> **TASK TO CARRY OUT**
Extract the records below word for word and ignore the images.

> **ENTRIES PROVIDED**
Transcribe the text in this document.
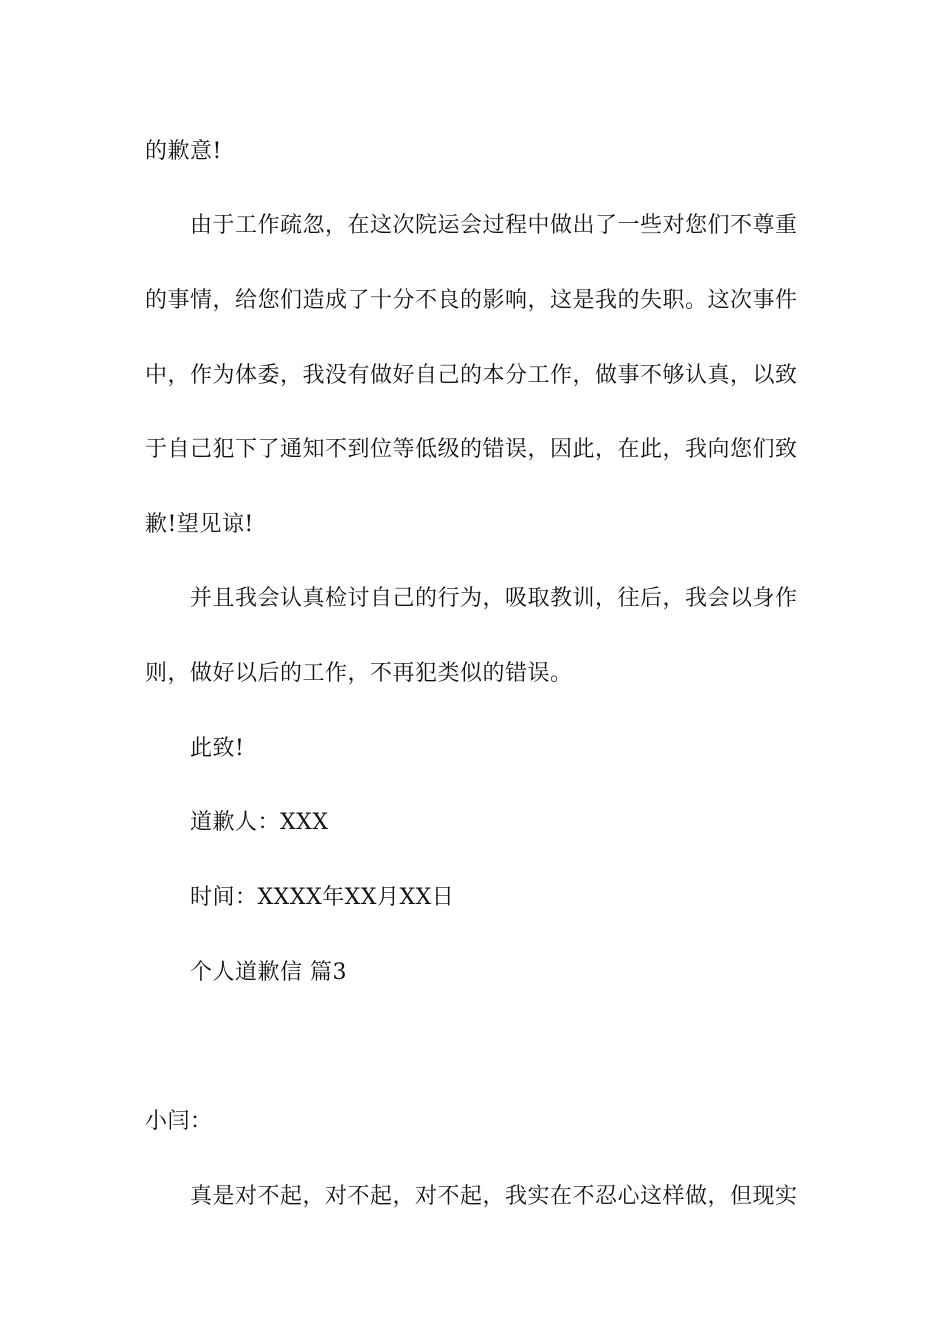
的歉意!
由于工作疏忽，在这次院运会过程中做出了一些对您们不尊重
的事情，给您们造成了十分不良的影响，这是我的失职。这次事件
中，作为体委，我没有做好自己的本分工作，做事不够认真，以致
于自己犯下了通知不到位等低级的错误，因此，在此，我向您们致
歉!望见谅!
并且我会认真检讨自己的行为，吸取教训，往后，我会以身作
则，做好以后的工作，不再犯类似的错误。
此致!
道歉人：XXX
时间：XXXX年XX月XX日
个人道歉信 篇3
小闫：
真是对不起，对不起，对不起，我实在不忍心这样做，但现实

> **OUTPUT FOR THIS EXERCISE**
Transcribe the text in this document.
的歉意!
由于工作疏忽，在这次院运会过程中做出了一些对您们不尊重
的事情，给您们造成了十分不良的影响，这是我的失职。这次事件
中，作为体委，我没有做好自己的本分工作，做事不够认真，以致
于自己犯下了通知不到位等低级的错误，因此，在此，我向您们致
歉!望见谅!
并且我会认真检讨自己的行为，吸取教训，往后，我会以身作
则，做好以后的工作，不再犯类似的错误。
此致!
道歉人：XXX
时间：XXXX年XX月XX日
个人道歉信 篇3
小闫：
真是对不起，对不起，对不起，我实在不忍心这样做，但现实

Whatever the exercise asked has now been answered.